start Extracted data

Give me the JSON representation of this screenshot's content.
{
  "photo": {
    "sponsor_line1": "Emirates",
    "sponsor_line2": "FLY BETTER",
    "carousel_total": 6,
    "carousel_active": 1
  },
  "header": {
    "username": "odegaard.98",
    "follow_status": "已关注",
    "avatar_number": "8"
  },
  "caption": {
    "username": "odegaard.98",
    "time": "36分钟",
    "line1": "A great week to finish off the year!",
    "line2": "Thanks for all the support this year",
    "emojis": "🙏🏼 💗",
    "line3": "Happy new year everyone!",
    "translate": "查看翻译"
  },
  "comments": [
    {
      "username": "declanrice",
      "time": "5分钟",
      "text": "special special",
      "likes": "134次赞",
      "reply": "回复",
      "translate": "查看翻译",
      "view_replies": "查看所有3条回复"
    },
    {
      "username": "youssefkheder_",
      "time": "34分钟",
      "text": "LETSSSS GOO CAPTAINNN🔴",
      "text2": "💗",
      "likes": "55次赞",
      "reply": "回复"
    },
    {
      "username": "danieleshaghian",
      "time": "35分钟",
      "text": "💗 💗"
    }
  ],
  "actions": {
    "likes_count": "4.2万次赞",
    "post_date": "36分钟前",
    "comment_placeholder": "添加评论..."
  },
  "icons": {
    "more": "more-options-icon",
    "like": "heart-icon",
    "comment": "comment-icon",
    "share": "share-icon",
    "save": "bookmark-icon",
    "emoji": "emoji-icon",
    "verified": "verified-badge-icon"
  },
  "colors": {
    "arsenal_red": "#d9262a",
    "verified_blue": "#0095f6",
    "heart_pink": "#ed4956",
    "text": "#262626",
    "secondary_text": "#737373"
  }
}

end Extracted data

Task to carry out
Select from the material above each line in which the string "time" appears, and list those lines.

Answer for the task
    "time": "36分钟",
      "time": "5分钟",
      "time": "34分钟",
      "time": "35分钟",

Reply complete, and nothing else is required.